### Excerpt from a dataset
--
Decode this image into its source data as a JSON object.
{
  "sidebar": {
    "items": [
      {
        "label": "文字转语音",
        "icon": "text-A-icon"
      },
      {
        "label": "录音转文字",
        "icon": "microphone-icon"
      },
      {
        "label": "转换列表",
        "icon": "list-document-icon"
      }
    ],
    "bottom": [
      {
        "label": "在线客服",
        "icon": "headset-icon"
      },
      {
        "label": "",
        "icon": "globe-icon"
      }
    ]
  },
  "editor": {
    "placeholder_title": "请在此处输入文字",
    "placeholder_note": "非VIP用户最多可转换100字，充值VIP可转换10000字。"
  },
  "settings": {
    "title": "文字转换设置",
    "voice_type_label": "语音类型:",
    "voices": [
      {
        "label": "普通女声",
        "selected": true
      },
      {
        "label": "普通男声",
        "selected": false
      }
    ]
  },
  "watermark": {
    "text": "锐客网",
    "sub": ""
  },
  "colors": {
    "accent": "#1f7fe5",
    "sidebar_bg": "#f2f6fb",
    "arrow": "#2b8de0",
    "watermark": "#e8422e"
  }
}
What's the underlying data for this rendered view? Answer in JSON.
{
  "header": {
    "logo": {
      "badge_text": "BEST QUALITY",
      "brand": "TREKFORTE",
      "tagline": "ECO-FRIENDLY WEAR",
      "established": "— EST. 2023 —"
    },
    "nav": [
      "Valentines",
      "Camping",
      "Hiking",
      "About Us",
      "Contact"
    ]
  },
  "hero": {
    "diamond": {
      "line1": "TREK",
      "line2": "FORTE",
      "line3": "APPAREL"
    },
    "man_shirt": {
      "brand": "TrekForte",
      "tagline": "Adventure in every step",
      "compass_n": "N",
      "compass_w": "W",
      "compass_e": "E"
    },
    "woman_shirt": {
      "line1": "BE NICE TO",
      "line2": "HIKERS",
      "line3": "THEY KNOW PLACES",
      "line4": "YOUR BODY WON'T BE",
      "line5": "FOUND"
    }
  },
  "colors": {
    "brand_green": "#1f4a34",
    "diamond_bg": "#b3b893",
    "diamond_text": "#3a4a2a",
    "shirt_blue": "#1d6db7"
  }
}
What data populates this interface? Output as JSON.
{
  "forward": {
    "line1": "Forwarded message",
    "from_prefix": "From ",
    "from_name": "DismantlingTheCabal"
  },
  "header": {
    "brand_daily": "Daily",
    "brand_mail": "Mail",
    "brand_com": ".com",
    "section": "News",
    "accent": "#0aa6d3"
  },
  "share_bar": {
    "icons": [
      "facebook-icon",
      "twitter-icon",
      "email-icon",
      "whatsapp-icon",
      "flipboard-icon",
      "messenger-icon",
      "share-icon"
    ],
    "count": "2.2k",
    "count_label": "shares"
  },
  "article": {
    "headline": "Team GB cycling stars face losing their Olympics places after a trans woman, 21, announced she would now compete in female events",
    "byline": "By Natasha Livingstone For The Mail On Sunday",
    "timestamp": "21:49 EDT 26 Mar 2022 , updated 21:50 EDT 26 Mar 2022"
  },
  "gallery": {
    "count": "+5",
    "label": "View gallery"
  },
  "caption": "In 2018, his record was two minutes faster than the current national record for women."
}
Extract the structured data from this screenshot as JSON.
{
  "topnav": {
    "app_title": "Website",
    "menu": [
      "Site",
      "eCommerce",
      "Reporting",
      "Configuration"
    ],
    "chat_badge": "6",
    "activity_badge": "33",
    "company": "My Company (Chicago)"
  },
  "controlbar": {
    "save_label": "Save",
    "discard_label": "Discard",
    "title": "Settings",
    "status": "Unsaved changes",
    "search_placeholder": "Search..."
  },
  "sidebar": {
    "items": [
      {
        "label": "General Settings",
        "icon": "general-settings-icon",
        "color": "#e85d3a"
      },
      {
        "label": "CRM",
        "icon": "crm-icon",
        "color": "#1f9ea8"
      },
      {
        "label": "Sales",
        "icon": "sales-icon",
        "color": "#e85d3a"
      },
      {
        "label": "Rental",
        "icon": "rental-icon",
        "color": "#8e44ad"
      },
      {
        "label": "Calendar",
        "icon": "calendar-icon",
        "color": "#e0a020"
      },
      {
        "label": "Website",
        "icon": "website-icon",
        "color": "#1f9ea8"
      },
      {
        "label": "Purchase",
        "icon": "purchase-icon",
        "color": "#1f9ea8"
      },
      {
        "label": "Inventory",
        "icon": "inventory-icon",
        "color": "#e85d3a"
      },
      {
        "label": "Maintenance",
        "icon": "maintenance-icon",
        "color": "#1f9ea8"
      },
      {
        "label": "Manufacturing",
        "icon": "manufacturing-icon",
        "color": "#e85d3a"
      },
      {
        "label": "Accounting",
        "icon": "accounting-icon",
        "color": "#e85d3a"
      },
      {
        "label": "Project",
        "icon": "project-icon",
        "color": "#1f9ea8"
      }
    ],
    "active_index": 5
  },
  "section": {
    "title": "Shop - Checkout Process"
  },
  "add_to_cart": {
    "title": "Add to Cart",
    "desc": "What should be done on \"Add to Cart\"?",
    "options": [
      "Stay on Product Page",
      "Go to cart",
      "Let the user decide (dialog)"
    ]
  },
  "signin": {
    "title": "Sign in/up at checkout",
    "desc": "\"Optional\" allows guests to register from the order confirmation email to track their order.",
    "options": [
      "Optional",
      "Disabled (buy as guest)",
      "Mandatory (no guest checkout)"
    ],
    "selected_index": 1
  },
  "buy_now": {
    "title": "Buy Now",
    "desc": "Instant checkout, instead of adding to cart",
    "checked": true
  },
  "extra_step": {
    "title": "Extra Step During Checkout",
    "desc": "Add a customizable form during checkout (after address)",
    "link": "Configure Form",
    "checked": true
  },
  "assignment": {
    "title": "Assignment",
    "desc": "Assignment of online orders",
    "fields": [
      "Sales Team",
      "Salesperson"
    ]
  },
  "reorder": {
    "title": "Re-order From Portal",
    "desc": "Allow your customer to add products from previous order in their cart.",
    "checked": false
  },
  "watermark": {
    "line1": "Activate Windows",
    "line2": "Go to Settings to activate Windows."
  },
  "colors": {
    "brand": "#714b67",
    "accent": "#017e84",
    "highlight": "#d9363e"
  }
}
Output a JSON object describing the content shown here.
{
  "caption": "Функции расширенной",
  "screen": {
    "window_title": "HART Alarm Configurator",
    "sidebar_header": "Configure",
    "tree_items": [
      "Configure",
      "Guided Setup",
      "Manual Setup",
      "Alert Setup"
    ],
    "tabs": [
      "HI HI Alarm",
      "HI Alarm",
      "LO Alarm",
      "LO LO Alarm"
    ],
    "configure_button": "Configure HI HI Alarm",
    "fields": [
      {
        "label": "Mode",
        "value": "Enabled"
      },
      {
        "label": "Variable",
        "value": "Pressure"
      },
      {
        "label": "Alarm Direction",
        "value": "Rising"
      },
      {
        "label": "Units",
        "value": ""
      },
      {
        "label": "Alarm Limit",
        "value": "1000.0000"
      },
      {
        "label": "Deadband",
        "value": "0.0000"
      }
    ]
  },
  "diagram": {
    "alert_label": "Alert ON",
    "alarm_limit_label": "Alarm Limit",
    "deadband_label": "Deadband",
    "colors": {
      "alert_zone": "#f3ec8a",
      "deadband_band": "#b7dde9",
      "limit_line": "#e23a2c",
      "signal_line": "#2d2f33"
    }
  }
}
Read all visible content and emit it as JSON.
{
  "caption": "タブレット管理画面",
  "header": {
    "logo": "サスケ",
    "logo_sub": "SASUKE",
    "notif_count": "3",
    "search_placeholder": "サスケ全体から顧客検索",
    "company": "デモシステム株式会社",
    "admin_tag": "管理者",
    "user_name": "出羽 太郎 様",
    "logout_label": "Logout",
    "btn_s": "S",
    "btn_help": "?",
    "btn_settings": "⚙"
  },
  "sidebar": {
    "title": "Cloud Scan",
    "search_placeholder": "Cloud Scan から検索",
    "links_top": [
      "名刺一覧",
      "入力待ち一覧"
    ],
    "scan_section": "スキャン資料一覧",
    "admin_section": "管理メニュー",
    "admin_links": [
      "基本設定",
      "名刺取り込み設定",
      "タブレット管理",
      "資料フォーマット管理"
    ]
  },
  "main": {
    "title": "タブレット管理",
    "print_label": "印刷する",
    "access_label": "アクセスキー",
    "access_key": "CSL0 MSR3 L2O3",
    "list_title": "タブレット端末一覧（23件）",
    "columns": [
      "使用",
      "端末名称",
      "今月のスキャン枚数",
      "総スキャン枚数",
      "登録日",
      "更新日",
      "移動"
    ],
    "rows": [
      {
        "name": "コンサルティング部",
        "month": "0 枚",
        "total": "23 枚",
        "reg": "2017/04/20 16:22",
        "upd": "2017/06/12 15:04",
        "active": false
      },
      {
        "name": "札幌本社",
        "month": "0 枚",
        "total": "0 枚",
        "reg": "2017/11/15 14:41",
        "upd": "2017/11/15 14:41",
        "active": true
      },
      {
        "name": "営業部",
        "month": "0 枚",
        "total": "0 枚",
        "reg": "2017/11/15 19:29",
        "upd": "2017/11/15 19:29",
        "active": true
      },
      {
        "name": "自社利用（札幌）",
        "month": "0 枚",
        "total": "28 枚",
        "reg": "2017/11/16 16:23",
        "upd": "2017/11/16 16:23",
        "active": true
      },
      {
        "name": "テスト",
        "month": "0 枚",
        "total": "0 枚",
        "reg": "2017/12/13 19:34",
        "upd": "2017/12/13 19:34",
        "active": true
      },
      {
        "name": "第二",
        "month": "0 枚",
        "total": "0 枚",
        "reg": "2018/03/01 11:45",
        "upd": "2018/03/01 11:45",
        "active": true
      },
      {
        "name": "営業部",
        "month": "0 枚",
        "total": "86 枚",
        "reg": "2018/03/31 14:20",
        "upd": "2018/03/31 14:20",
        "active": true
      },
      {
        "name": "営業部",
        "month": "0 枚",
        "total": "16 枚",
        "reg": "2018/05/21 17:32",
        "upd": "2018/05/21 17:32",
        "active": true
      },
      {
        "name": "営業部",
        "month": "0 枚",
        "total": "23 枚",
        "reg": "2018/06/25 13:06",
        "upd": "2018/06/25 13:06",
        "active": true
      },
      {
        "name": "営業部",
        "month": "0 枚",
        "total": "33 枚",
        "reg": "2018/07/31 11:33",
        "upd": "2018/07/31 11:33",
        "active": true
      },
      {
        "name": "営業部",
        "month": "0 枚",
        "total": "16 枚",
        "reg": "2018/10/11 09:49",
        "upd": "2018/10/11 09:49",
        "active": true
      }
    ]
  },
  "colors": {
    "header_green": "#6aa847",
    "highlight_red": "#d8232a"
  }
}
--
Look for the word "caption" and return every line where it occurs.

  "caption": "In 2018, his record was two minutes faster than the current national record for women."
  "caption": "Функции расширенной",
  "caption": "タブレット管理画面",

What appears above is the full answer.